## begin Given records
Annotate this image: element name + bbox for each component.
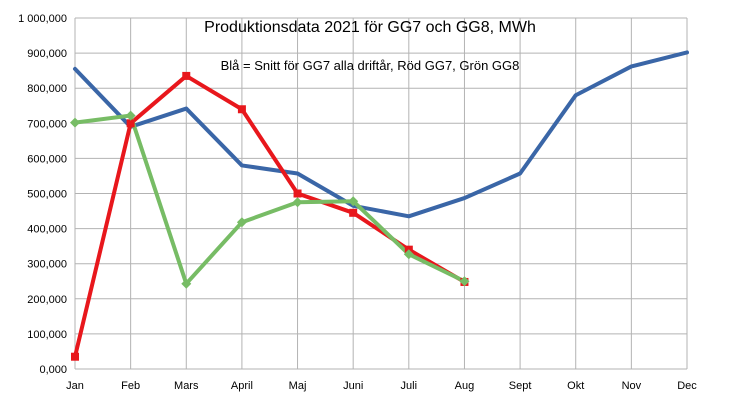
data-point-1-2: [182, 71, 191, 80]
x-tick-label: Mars: [174, 380, 199, 392]
series-line-2: [73, 113, 467, 286]
x-tick-label: Nov: [622, 380, 642, 392]
data-point-2-0: [70, 117, 80, 128]
data-point-2-1: [125, 110, 136, 121]
chart-title: Produktionsdata 2021 för GG7 och GG8, MW…: [204, 19, 536, 36]
x-tick-label: Aug: [455, 380, 475, 392]
data-point-2-7: [459, 276, 470, 287]
y-tick-label: 500,000: [27, 189, 67, 201]
data-point-2-6: [403, 249, 414, 260]
y-tick-label: 900,000: [27, 48, 67, 60]
x-axis-labels: Jan Feb Mars April Maj Juni Juli Aug Sept Okt Nov D…: [66, 380, 697, 392]
data-point-2-5: [348, 196, 359, 207]
y-tick-label: 400,000: [27, 224, 67, 236]
data-point-2-4: [292, 197, 303, 208]
data-point-1-1: [126, 119, 135, 128]
data-point-1-3: [237, 105, 246, 114]
y-tick-label: 0,000: [39, 364, 67, 376]
y-tick-label: 800,000: [27, 83, 67, 95]
chart-subtitle: Blå = Snitt för GG7 alla driftår, Röd GG…: [221, 58, 520, 73]
data-point-2-2: [181, 278, 192, 289]
x-tick-label: Feb: [121, 380, 140, 392]
y-axis-labels: 0,000 100,000 200,000 300,000 400,000 500,000…: [18, 13, 67, 376]
x-tick-label: Juni: [343, 380, 363, 392]
y-tick-label: 200,000: [27, 294, 67, 306]
y-tick-label: 600,000: [27, 153, 67, 165]
x-tick-label: April: [231, 380, 253, 392]
y-tick-label: 100,000: [27, 329, 67, 341]
x-tick-label: Sept: [509, 380, 532, 392]
series-lines: [70, 50, 689, 361]
x-tick-label: Okt: [567, 380, 584, 392]
y-tick-label: 700,000: [27, 118, 67, 130]
data-point-1-0: [71, 352, 79, 361]
data-point-2-3: [236, 217, 247, 228]
data-point-1-4: [293, 189, 302, 198]
x-tick-label: Juli: [401, 380, 418, 392]
series-line-0: [73, 50, 689, 219]
y-tick-label: 1 000,000: [18, 13, 67, 25]
x-tick-label: Maj: [289, 380, 307, 392]
x-tick-label: Jan: [66, 380, 84, 392]
gridlines: [74, 17, 688, 370]
y-tick-label: 300,000: [27, 259, 67, 271]
data-point-1-5: [349, 208, 358, 217]
x-tick-label: Dec: [677, 380, 697, 392]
## end Given records
* Exercise brief *
Pull out each line above that contains the string "Sept", treating uppercase and lowercase letters as different.

* Full response *
x-axis-labels: Jan Feb Mars April Maj Juni Juli Aug Sept Okt Nov D…: [66, 380, 697, 392]
x-tick-label: Sept: [509, 380, 532, 392]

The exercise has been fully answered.